* [Directions for this task]:
The data below must be copied in full and without any change.

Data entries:
+-------+

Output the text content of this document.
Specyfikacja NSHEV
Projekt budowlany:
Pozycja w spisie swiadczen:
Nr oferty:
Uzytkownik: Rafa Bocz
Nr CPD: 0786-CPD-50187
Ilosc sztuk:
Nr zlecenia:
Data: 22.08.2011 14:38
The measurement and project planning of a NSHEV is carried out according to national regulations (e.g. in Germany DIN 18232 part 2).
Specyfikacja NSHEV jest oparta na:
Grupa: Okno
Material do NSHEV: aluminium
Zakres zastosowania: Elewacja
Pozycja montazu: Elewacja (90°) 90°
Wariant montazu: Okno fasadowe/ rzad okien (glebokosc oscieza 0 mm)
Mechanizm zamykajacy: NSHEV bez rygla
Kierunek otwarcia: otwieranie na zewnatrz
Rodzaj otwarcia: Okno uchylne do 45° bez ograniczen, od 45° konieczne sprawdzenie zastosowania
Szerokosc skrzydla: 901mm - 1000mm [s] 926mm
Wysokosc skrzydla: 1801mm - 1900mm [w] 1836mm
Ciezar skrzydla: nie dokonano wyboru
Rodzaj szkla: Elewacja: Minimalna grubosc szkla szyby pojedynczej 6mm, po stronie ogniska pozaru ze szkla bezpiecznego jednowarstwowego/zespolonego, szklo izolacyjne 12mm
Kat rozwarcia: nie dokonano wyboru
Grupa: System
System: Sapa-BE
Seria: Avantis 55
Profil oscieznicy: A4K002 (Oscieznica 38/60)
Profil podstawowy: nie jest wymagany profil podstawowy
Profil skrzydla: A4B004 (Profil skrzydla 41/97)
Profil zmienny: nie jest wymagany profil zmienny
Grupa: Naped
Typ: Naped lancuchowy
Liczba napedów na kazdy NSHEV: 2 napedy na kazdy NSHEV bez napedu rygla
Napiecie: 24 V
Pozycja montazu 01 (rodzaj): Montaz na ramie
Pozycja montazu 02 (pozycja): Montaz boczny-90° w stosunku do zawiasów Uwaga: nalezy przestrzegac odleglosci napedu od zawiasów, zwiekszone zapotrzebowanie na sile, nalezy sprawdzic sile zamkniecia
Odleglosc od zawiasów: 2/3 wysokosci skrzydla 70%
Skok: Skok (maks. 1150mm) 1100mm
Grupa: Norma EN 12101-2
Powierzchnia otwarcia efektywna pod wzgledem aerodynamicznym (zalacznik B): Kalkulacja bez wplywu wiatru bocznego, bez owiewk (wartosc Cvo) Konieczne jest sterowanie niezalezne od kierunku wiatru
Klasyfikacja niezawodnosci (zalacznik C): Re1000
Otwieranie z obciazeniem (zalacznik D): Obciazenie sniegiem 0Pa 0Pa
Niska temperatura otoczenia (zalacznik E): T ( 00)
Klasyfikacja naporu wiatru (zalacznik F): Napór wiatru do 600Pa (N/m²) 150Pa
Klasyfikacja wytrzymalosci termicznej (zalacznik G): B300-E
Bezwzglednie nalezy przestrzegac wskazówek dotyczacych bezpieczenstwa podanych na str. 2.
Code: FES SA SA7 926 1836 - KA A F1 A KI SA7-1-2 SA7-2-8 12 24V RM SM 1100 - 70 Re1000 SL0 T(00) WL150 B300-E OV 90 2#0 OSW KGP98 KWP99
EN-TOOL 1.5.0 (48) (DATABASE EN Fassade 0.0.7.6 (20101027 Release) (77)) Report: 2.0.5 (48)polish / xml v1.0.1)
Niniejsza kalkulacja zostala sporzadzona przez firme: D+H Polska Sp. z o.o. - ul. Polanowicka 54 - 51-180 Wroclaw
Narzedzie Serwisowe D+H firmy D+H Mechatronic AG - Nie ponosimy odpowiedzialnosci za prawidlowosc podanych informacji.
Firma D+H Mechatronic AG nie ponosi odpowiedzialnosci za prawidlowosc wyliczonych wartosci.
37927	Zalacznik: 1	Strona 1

+-------+

* [Full answer]:
Output the text content of this document.
Specyfikacja NSHEV
Projekt budowlany:
Pozycja w spisie swiadczen:
Nr oferty:
Uzytkownik: Rafa Bocz
Nr CPD: 0786-CPD-50187
Ilosc sztuk:
Nr zlecenia:
Data: 22.08.2011 14:38
The measurement and project planning of a NSHEV is carried out according to national regulations (e.g. in Germany DIN 18232 part 2).
Specyfikacja NSHEV jest oparta na:
Grupa: Okno
Material do NSHEV: aluminium
Zakres zastosowania: Elewacja
Pozycja montazu: Elewacja (90°) 90°
Wariant montazu: Okno fasadowe/ rzad okien (glebokosc oscieza 0 mm)
Mechanizm zamykajacy: NSHEV bez rygla
Kierunek otwarcia: otwieranie na zewnatrz
Rodzaj otwarcia: Okno uchylne do 45° bez ograniczen, od 45° konieczne sprawdzenie zastosowania
Szerokosc skrzydla: 901mm - 1000mm [s] 926mm
Wysokosc skrzydla: 1801mm - 1900mm [w] 1836mm
Ciezar skrzydla: nie dokonano wyboru
Rodzaj szkla: Elewacja: Minimalna grubosc szkla szyby pojedynczej 6mm, po stronie ogniska pozaru ze szkla bezpiecznego jednowarstwowego/zespolonego, szklo izolacyjne 12mm
Kat rozwarcia: nie dokonano wyboru
Grupa: System
System: Sapa-BE
Seria: Avantis 55
Profil oscieznicy: A4K002 (Oscieznica 38/60)
Profil podstawowy: nie jest wymagany profil podstawowy
Profil skrzydla: A4B004 (Profil skrzydla 41/97)
Profil zmienny: nie jest wymagany profil zmienny
Grupa: Naped
Typ: Naped lancuchowy
Liczba napedów na kazdy NSHEV: 2 napedy na kazdy NSHEV bez napedu rygla
Napiecie: 24 V
Pozycja montazu 01 (rodzaj): Montaz na ramie
Pozycja montazu 02 (pozycja): Montaz boczny-90° w stosunku do zawiasów Uwaga: nalezy przestrzegac odleglosci napedu od zawiasów, zwiekszone zapotrzebowanie na sile, nalezy sprawdzic sile zamkniecia
Odleglosc od zawiasów: 2/3 wysokosci skrzydla 70%
Skok: Skok (maks. 1150mm) 1100mm
Grupa: Norma EN 12101-2
Powierzchnia otwarcia efektywna pod wzgledem aerodynamicznym (zalacznik B): Kalkulacja bez wplywu wiatru bocznego, bez owiewk (wartosc Cvo) Konieczne jest sterowanie niezalezne od kierunku wiatru
Klasyfikacja niezawodnosci (zalacznik C): Re1000
Otwieranie z obciazeniem (zalacznik D): Obciazenie sniegiem 0Pa 0Pa
Niska temperatura otoczenia (zalacznik E): T ( 00)
Klasyfikacja naporu wiatru (zalacznik F): Napór wiatru do 600Pa (N/m²) 150Pa
Klasyfikacja wytrzymalosci termicznej (zalacznik G): B300-E
Bezwzglednie nalezy przestrzegac wskazówek dotyczacych bezpieczenstwa podanych na str. 2.
Code: FES SA SA7 926 1836 - KA A F1 A KI SA7-1-2 SA7-2-8 12 24V RM SM 1100 - 70 Re1000 SL0 T(00) WL150 B300-E OV 90 2#0 OSW KGP98 KWP99
EN-TOOL 1.5.0 (48) (DATABASE EN Fassade 0.0.7.6 (20101027 Release) (77)) Report: 2.0.5 (48)polish / xml v1.0.1)
Niniejsza kalkulacja zostala sporzadzona przez firme: D+H Polska Sp. z o.o. - ul. Polanowicka 54 - 51-180 Wroclaw
Narzedzie Serwisowe D+H firmy D+H Mechatronic AG - Nie ponosimy odpowiedzialnosci za prawidlowosc podanych informacji.
Firma D+H Mechatronic AG nie ponosi odpowiedzialnosci za prawidlowosc wyliczonych wartosci.
37927	Zalacznik: 1	Strona 1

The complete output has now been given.